Written request: Transcribe the listing below word for word.

[Data records]

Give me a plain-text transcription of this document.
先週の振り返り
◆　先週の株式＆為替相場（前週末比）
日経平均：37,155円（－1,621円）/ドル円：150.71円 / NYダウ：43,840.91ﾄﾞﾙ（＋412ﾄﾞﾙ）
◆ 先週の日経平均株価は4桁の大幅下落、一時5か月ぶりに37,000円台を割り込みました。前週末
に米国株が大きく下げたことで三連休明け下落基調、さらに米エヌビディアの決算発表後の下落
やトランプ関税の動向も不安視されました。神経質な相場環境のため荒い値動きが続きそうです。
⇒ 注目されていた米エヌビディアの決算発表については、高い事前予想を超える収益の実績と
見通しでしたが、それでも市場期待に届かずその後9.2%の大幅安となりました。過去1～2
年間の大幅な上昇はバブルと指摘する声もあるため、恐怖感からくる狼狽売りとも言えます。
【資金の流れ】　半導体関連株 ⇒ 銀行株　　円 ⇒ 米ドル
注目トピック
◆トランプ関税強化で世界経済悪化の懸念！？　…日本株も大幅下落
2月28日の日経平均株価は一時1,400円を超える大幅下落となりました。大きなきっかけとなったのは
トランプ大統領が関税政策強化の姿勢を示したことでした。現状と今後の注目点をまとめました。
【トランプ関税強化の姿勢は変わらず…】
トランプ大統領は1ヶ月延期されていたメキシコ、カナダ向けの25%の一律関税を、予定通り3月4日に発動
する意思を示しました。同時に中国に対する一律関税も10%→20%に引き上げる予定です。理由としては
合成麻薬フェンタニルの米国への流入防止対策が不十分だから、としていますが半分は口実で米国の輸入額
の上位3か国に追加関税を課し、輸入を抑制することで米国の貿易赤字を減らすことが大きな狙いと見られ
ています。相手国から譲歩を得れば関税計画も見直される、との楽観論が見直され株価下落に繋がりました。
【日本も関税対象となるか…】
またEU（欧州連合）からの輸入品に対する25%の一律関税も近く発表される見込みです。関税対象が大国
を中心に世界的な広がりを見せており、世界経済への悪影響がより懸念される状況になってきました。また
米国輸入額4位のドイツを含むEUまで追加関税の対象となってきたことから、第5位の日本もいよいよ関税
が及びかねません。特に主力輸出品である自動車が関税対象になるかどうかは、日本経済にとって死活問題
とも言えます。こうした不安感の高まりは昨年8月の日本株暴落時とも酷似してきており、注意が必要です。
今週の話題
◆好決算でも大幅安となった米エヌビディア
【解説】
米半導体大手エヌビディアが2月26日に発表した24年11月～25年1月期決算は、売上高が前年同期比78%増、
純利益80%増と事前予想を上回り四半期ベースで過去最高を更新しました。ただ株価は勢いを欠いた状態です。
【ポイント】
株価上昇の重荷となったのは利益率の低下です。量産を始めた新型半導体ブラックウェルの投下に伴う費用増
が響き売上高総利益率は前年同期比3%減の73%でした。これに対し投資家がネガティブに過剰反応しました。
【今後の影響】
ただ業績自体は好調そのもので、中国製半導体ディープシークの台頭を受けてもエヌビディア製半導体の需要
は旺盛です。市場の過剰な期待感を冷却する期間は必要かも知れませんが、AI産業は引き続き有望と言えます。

Result of the task:
Give me a plain-text transcription of this document.
先週の振り返り
◆　先週の株式＆為替相場（前週末比）
日経平均：37,155円（－1,621円）/ドル円：150.71円 / NYダウ：43,840.91ﾄﾞﾙ（＋412ﾄﾞﾙ）
◆ 先週の日経平均株価は4桁の大幅下落、一時5か月ぶりに37,000円台を割り込みました。前週末
に米国株が大きく下げたことで三連休明け下落基調、さらに米エヌビディアの決算発表後の下落
やトランプ関税の動向も不安視されました。神経質な相場環境のため荒い値動きが続きそうです。
⇒ 注目されていた米エヌビディアの決算発表については、高い事前予想を超える収益の実績と
見通しでしたが、それでも市場期待に届かずその後9.2%の大幅安となりました。過去1～2
年間の大幅な上昇はバブルと指摘する声もあるため、恐怖感からくる狼狽売りとも言えます。
【資金の流れ】　半導体関連株 ⇒ 銀行株　　円 ⇒ 米ドル
注目トピック
◆トランプ関税強化で世界経済悪化の懸念！？　…日本株も大幅下落
2月28日の日経平均株価は一時1,400円を超える大幅下落となりました。大きなきっかけとなったのは
トランプ大統領が関税政策強化の姿勢を示したことでした。現状と今後の注目点をまとめました。
【トランプ関税強化の姿勢は変わらず…】
トランプ大統領は1ヶ月延期されていたメキシコ、カナダ向けの25%の一律関税を、予定通り3月4日に発動
する意思を示しました。同時に中国に対する一律関税も10%→20%に引き上げる予定です。理由としては
合成麻薬フェンタニルの米国への流入防止対策が不十分だから、としていますが半分は口実で米国の輸入額
の上位3か国に追加関税を課し、輸入を抑制することで米国の貿易赤字を減らすことが大きな狙いと見られ
ています。相手国から譲歩を得れば関税計画も見直される、との楽観論が見直され株価下落に繋がりました。
【日本も関税対象となるか…】
またEU（欧州連合）からの輸入品に対する25%の一律関税も近く発表される見込みです。関税対象が大国
を中心に世界的な広がりを見せており、世界経済への悪影響がより懸念される状況になってきました。また
米国輸入額4位のドイツを含むEUまで追加関税の対象となってきたことから、第5位の日本もいよいよ関税
が及びかねません。特に主力輸出品である自動車が関税対象になるかどうかは、日本経済にとって死活問題
とも言えます。こうした不安感の高まりは昨年8月の日本株暴落時とも酷似してきており、注意が必要です。
今週の話題
◆好決算でも大幅安となった米エヌビディア
【解説】
米半導体大手エヌビディアが2月26日に発表した24年11月～25年1月期決算は、売上高が前年同期比78%増、
純利益80%増と事前予想を上回り四半期ベースで過去最高を更新しました。ただ株価は勢いを欠いた状態です。
【ポイント】
株価上昇の重荷となったのは利益率の低下です。量産を始めた新型半導体ブラックウェルの投下に伴う費用増
が響き売上高総利益率は前年同期比3%減の73%でした。これに対し投資家がネガティブに過剰反応しました。
【今後の影響】
ただ業績自体は好調そのもので、中国製半導体ディープシークの台頭を受けてもエヌビディア製半導体の需要
は旺盛です。市場の過剰な期待感を冷却する期間は必要かも知れませんが、AI産業は引き続き有望と言えます。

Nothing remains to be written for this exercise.